>>>

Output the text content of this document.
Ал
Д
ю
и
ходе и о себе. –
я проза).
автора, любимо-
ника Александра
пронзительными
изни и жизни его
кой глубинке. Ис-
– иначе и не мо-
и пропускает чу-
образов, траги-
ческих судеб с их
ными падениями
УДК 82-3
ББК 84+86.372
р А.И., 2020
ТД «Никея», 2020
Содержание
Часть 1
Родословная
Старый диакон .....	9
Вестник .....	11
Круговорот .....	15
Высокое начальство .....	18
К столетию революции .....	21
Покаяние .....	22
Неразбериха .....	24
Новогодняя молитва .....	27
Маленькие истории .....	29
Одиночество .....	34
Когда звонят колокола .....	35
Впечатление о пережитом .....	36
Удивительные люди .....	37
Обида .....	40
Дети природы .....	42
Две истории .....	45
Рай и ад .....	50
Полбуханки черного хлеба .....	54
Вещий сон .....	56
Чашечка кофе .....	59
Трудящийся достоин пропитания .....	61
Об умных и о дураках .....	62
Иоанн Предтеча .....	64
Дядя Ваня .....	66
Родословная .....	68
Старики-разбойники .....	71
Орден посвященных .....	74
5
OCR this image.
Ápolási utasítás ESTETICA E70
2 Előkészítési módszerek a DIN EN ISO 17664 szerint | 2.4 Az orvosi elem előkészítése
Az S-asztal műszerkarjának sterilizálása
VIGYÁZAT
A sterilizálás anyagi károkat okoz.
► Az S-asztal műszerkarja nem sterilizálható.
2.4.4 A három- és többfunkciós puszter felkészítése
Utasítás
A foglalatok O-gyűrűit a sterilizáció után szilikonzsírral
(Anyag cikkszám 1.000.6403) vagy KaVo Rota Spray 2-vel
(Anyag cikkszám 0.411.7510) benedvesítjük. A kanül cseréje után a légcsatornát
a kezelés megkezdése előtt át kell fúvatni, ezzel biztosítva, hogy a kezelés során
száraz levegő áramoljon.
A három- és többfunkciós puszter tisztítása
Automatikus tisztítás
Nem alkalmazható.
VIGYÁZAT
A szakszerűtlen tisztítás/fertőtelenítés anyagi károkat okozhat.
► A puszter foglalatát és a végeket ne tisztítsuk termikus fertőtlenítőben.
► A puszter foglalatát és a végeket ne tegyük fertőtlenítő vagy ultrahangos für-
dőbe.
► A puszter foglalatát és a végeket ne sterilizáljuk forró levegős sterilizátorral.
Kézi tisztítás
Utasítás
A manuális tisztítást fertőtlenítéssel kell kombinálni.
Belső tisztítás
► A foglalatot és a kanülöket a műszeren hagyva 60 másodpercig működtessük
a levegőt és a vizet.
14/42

<<<

__To do__
Write out, word for word, every line from the one containing "OCR this image." through the last line of the records above.

__Final result__
OCR this image.
Ápolási utasítás ESTETICA E70
2 Előkészítési módszerek a DIN EN ISO 17664 szerint | 2.4 Az orvosi elem előkészítése
Az S-asztal műszerkarjának sterilizálása
VIGYÁZAT
A sterilizálás anyagi károkat okoz.
► Az S-asztal műszerkarja nem sterilizálható.
2.4.4 A három- és többfunkciós puszter felkészítése
Utasítás
A foglalatok O-gyűrűit a sterilizáció után szilikonzsírral
(Anyag cikkszám 1.000.6403) vagy KaVo Rota Spray 2-vel
(Anyag cikkszám 0.411.7510) benedvesítjük. A kanül cseréje után a légcsatornát
a kezelés megkezdése előtt át kell fúvatni, ezzel biztosítva, hogy a kezelés során
száraz levegő áramoljon.
A három- és többfunkciós puszter tisztítása
Automatikus tisztítás
Nem alkalmazható.
VIGYÁZAT
A szakszerűtlen tisztítás/fertőtelenítés anyagi károkat okozhat.
► A puszter foglalatát és a végeket ne tisztítsuk termikus fertőtlenítőben.
► A puszter foglalatát és a végeket ne tegyük fertőtlenítő vagy ultrahangos für-
dőbe.
► A puszter foglalatát és a végeket ne sterilizáljuk forró levegős sterilizátorral.
Kézi tisztítás
Utasítás
A manuális tisztítást fertőtlenítéssel kell kombinálni.
Belső tisztítás
► A foglalatot és a kanülöket a műszeren hagyva 60 másodpercig működtessük
a levegőt és a vizet.
14/42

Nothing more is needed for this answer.